▶ PROMPT:
Please identify every line in the items below that contains the string "white", and copy each of those lines in full. Match case exactly.

[Element and coordinate records]
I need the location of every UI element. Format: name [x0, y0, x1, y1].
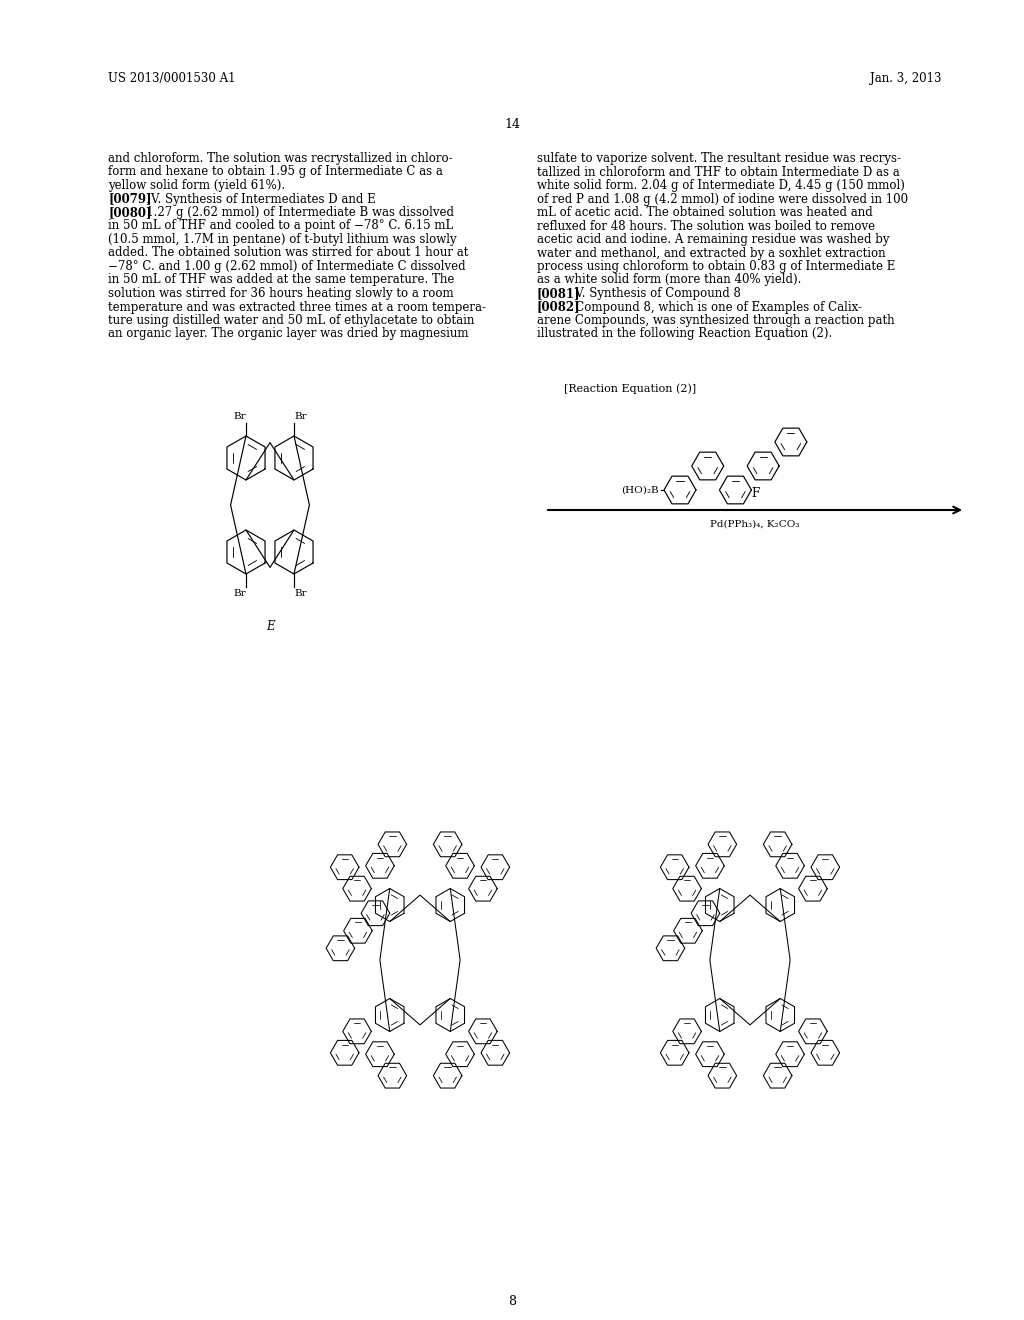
- Text: Br: Br: [294, 589, 306, 598]
- Text: refluxed for 48 hours. The solution was boiled to remove: refluxed for 48 hours. The solution was …: [537, 219, 876, 232]
- Text: as a white solid form (more than 40% yield).: as a white solid form (more than 40% yie…: [537, 273, 802, 286]
- Text: form and hexane to obtain 1.95 g of Intermediate C as a: form and hexane to obtain 1.95 g of Inte…: [108, 165, 442, 178]
- Text: Jan. 3, 2013: Jan. 3, 2013: [870, 73, 941, 84]
- Text: solution was stirred for 36 hours heating slowly to a room: solution was stirred for 36 hours heatin…: [108, 286, 454, 300]
- Text: [0080]: [0080]: [108, 206, 152, 219]
- Text: E: E: [265, 620, 274, 634]
- Text: Br: Br: [233, 589, 246, 598]
- Text: Br: Br: [294, 412, 306, 421]
- Text: yellow solid form (yield 61%).: yellow solid form (yield 61%).: [108, 180, 285, 191]
- Text: V. Synthesis of Compound 8: V. Synthesis of Compound 8: [564, 286, 741, 300]
- Text: process using chloroform to obtain 0.83 g of Intermediate E: process using chloroform to obtain 0.83 …: [537, 260, 895, 273]
- Text: tallized in chloroform and THF to obtain Intermediate D as a: tallized in chloroform and THF to obtain…: [537, 165, 900, 178]
- Text: acetic acid and iodine. A remaining residue was washed by: acetic acid and iodine. A remaining resi…: [537, 234, 890, 246]
- Text: −78° C. and 1.00 g (2.62 mmol) of Intermediate C dissolved: −78° C. and 1.00 g (2.62 mmol) of Interm…: [108, 260, 466, 273]
- Text: IV. Synthesis of Intermediates D and E: IV. Synthesis of Intermediates D and E: [135, 193, 376, 206]
- Text: in 50 mL of THF and cooled to a point of −78° C. 6.15 mL: in 50 mL of THF and cooled to a point of…: [108, 219, 454, 232]
- Text: in 50 mL of THF was added at the same temperature. The: in 50 mL of THF was added at the same te…: [108, 273, 455, 286]
- Text: of red P and 1.08 g (4.2 mmol) of iodine were dissolved in 100: of red P and 1.08 g (4.2 mmol) of iodine…: [537, 193, 908, 206]
- Text: [0079]: [0079]: [108, 193, 152, 206]
- Text: illustrated in the following Reaction Equation (2).: illustrated in the following Reaction Eq…: [537, 327, 833, 341]
- Text: Br: Br: [233, 412, 246, 421]
- Text: 1.27 g (2.62 mmol) of Intermediate B was dissolved: 1.27 g (2.62 mmol) of Intermediate B was…: [135, 206, 455, 219]
- Text: Pd(PPh₃)₄, K₂CO₃: Pd(PPh₃)₄, K₂CO₃: [711, 520, 800, 529]
- Text: and chloroform. The solution was recrystallized in chloro-: and chloroform. The solution was recryst…: [108, 152, 453, 165]
- Text: 14: 14: [504, 117, 520, 131]
- Text: arene Compounds, was synthesized through a reaction path: arene Compounds, was synthesized through…: [537, 314, 895, 327]
- Text: [0081]: [0081]: [537, 286, 581, 300]
- Text: F: F: [751, 487, 759, 500]
- Text: (10.5 mmol, 1.7M in pentane) of t-butyl lithium was slowly: (10.5 mmol, 1.7M in pentane) of t-butyl …: [108, 234, 457, 246]
- Text: temperature and was extracted three times at a room tempera-: temperature and was extracted three time…: [108, 301, 486, 314]
- Text: water and methanol, and extracted by a soxhlet extraction: water and methanol, and extracted by a s…: [537, 247, 886, 260]
- Text: mL of acetic acid. The obtained solution was heated and: mL of acetic acid. The obtained solution…: [537, 206, 872, 219]
- Text: white solid form. 2.04 g of Intermediate D, 4.45 g (150 mmol): white solid form. 2.04 g of Intermediate…: [537, 180, 905, 191]
- Text: (HO)₂B: (HO)₂B: [622, 486, 659, 495]
- Text: an organic layer. The organic layer was dried by magnesium: an organic layer. The organic layer was …: [108, 327, 469, 341]
- Text: [Reaction Equation (2)]: [Reaction Equation (2)]: [564, 383, 696, 393]
- Text: [0082]: [0082]: [537, 301, 581, 314]
- Text: Compound 8, which is one of Examples of Calix-: Compound 8, which is one of Examples of …: [564, 301, 862, 314]
- Text: sulfate to vaporize solvent. The resultant residue was recrys-: sulfate to vaporize solvent. The resulta…: [537, 152, 901, 165]
- Text: 8: 8: [508, 1295, 516, 1308]
- Text: US 2013/0001530 A1: US 2013/0001530 A1: [108, 73, 236, 84]
- Text: added. The obtained solution was stirred for about 1 hour at: added. The obtained solution was stirred…: [108, 247, 468, 260]
- Text: ture using distilled water and 50 mL of ethylacetate to obtain: ture using distilled water and 50 mL of …: [108, 314, 474, 327]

▶ TASK SOLUTION:
- Text: as a white solid form (more than 40% yield).: as a white solid form (more than 40% yie…: [537, 273, 802, 286]
- Text: white solid form. 2.04 g of Intermediate D, 4.45 g (150 mmol): white solid form. 2.04 g of Intermediate…: [537, 180, 905, 191]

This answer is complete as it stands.